## BEGIN
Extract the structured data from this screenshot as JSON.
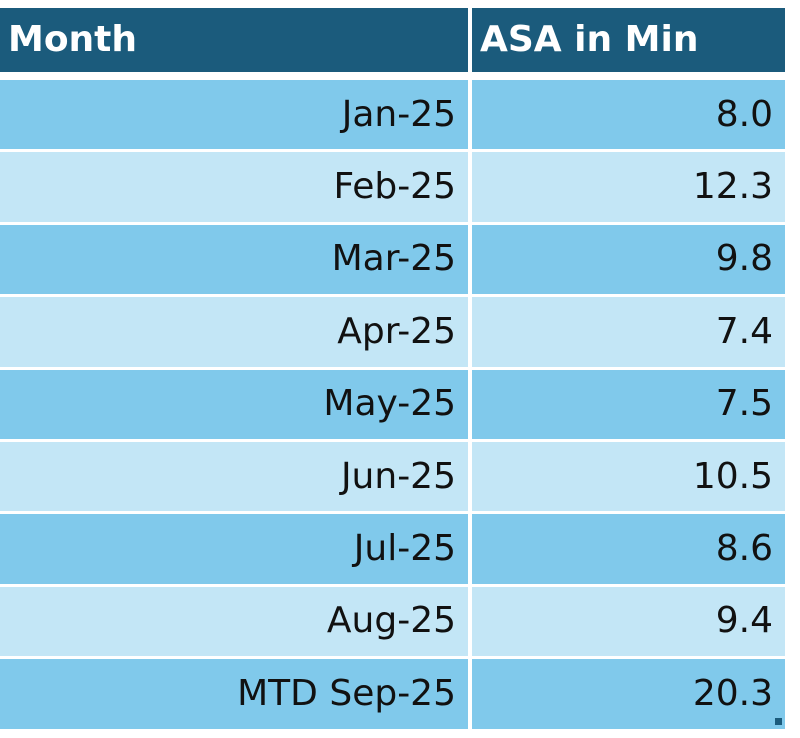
{
  "table": {
    "header": [
      "Month",
      "ASA in Min"
    ],
    "rows": [
      [
        "Jan-25",
        "8.0"
      ],
      [
        "Feb-25",
        "12.3"
      ],
      [
        "Mar-25",
        "9.8"
      ],
      [
        "Apr-25",
        "7.4"
      ],
      [
        "May-25",
        "7.5"
      ],
      [
        "Jun-25",
        "10.5"
      ],
      [
        "Jul-25",
        "8.6"
      ],
      [
        "Aug-25",
        "9.4"
      ],
      [
        "MTD Sep-25",
        "20.3"
      ]
    ]
  }
}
## END
> **What the task asks**
The records shown above are to be repeated exactly, with the pictures left out.

> **Final result**
Extract the structured data from this screenshot as JSON.
{
  "table": {
    "header": [
      "Month",
      "ASA in Min"
    ],
    "rows": [
      [
        "Jan-25",
        "8.0"
      ],
      [
        "Feb-25",
        "12.3"
      ],
      [
        "Mar-25",
        "9.8"
      ],
      [
        "Apr-25",
        "7.4"
      ],
      [
        "May-25",
        "7.5"
      ],
      [
        "Jun-25",
        "10.5"
      ],
      [
        "Jul-25",
        "8.6"
      ],
      [
        "Aug-25",
        "9.4"
      ],
      [
        "MTD Sep-25",
        "20.3"
      ]
    ]
  }
}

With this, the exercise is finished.